> _DATASET ROWS_:
====
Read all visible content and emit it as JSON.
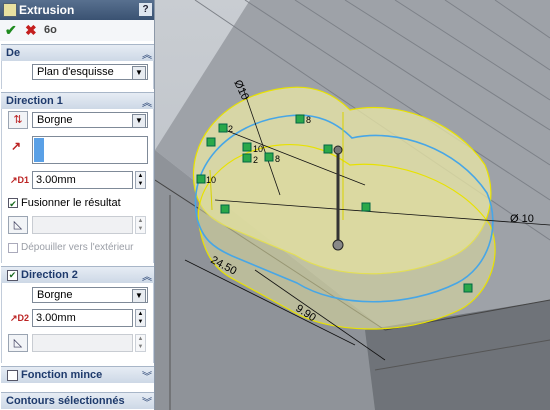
{
  "window": {
    "title": "Extrusion",
    "help": "?"
  },
  "actions": {
    "ok": "✔",
    "cancel": "✖",
    "preview": "6o"
  },
  "de": {
    "title": "De",
    "start_condition": "Plan d'esquisse"
  },
  "direction1": {
    "title": "Direction 1",
    "end_condition": "Borgne",
    "depth": "3.00mm",
    "merge_label": "Fusionner le résultat",
    "outward_label": "Dépouiller vers l'extérieur"
  },
  "direction2": {
    "title": "Direction 2",
    "end_condition": "Borgne",
    "depth": "3.00mm"
  },
  "thin": {
    "title": "Fonction mince"
  },
  "contours": {
    "title": "Contours sélectionnés"
  },
  "viewport": {
    "dimensions": [
      "Ø10",
      "Ø 10",
      "24.50",
      "9.90"
    ],
    "relation_labels": [
      "2",
      "8",
      "10",
      "2",
      "8",
      "10"
    ]
  },
  "icons": {
    "direction-reverse": "direction-reverse-icon",
    "direction-arrow": "direction-arrow-icon",
    "depth": "depth-icon",
    "draft": "draft-icon"
  }
}
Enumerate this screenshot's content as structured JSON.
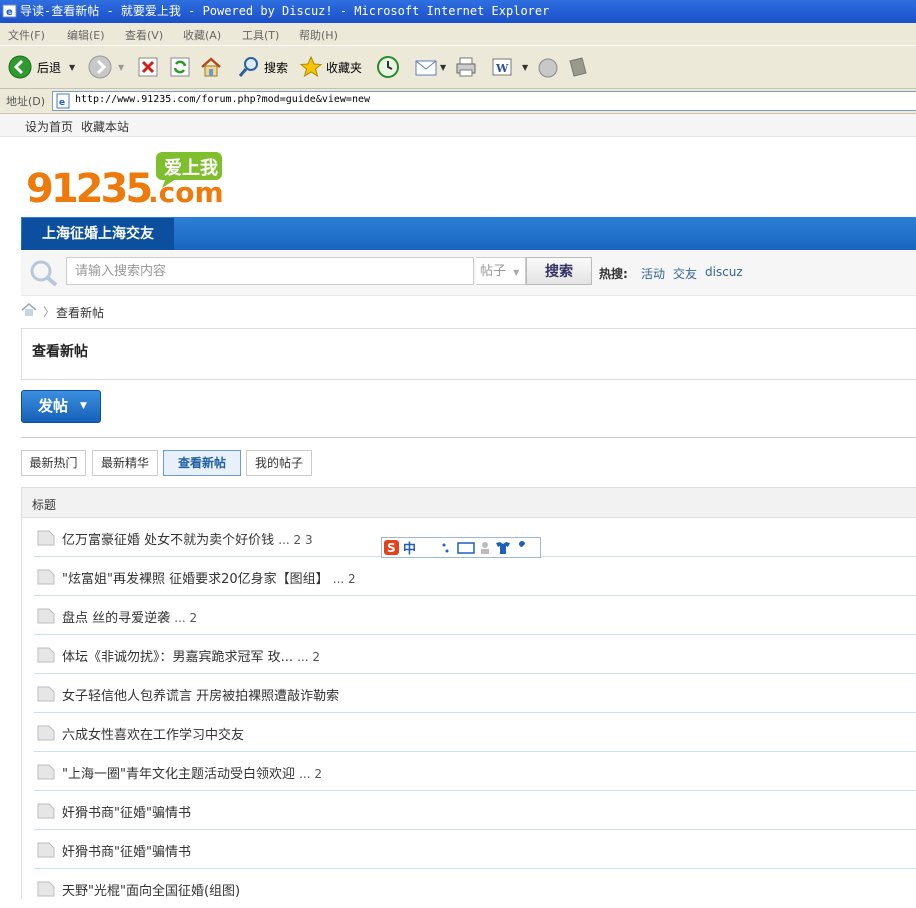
{
  "window": {
    "title": "导读-查看新帖 - 就要爱上我 - Powered by Discuz! - Microsoft Internet Explorer"
  },
  "menu": [
    "文件(F)",
    "编辑(E)",
    "查看(V)",
    "收藏(A)",
    "工具(T)",
    "帮助(H)"
  ],
  "toolbar": {
    "back_label": "后退",
    "search_label": "搜索",
    "favorites_label": "收藏夹"
  },
  "address": {
    "label": "地址(D)",
    "url": "http://www.91235.com/forum.php?mod=guide&view=new"
  },
  "topstrip": {
    "set_home": "设为首页",
    "bookmark": "收藏本站"
  },
  "logo": {
    "number": "91235",
    "badge": "爱上我",
    "domain": ".com"
  },
  "nav": {
    "active_item": "上海征婚上海交友"
  },
  "search": {
    "placeholder": "请输入搜索内容",
    "type": "帖子",
    "button": "搜索",
    "hot_label": "热搜:",
    "hot_links": [
      "活动",
      "交友",
      "discuz"
    ]
  },
  "breadcrumb": {
    "current": "查看新帖"
  },
  "page_title": "查看新帖",
  "post_button": "发帖",
  "tabs": [
    {
      "label": "最新热门",
      "active": false
    },
    {
      "label": "最新精华",
      "active": false
    },
    {
      "label": "查看新帖",
      "active": true
    },
    {
      "label": "我的帖子",
      "active": false
    }
  ],
  "thread_header": "标题",
  "threads": [
    {
      "title": "亿万富豪征婚 处女不就为卖个好价钱",
      "pages": "... 2  3"
    },
    {
      "title": "\"炫富姐\"再发裸照 征婚要求20亿身家【图组】",
      "pages": "... 2"
    },
    {
      "title": "盘点 丝的寻爱逆袭",
      "pages": "... 2"
    },
    {
      "title": "体坛《非诚勿扰》：男嘉宾跪求冠军 玫...",
      "pages": "... 2"
    },
    {
      "title": "女子轻信他人包养谎言 开房被拍裸照遭敲诈勒索",
      "pages": ""
    },
    {
      "title": "六成女性喜欢在工作学习中交友",
      "pages": ""
    },
    {
      "title": "\"上海一圈\"青年文化主题活动受白领欢迎",
      "pages": "... 2"
    },
    {
      "title": "奸猾书商\"征婚\"骗情书",
      "pages": ""
    },
    {
      "title": "奸猾书商\"征婚\"骗情书",
      "pages": ""
    },
    {
      "title": "天野\"光棍\"面向全国征婚(组图)",
      "pages": ""
    }
  ],
  "ime": {
    "label": "中"
  }
}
====
> _OBJECTIVE_:
Find every line in the records above that holds the word "JSON", and copy each one.

> _TASK SOLUTION_:
Read all visible content and emit it as JSON.
Enumerate this screenshot's content as structured JSON.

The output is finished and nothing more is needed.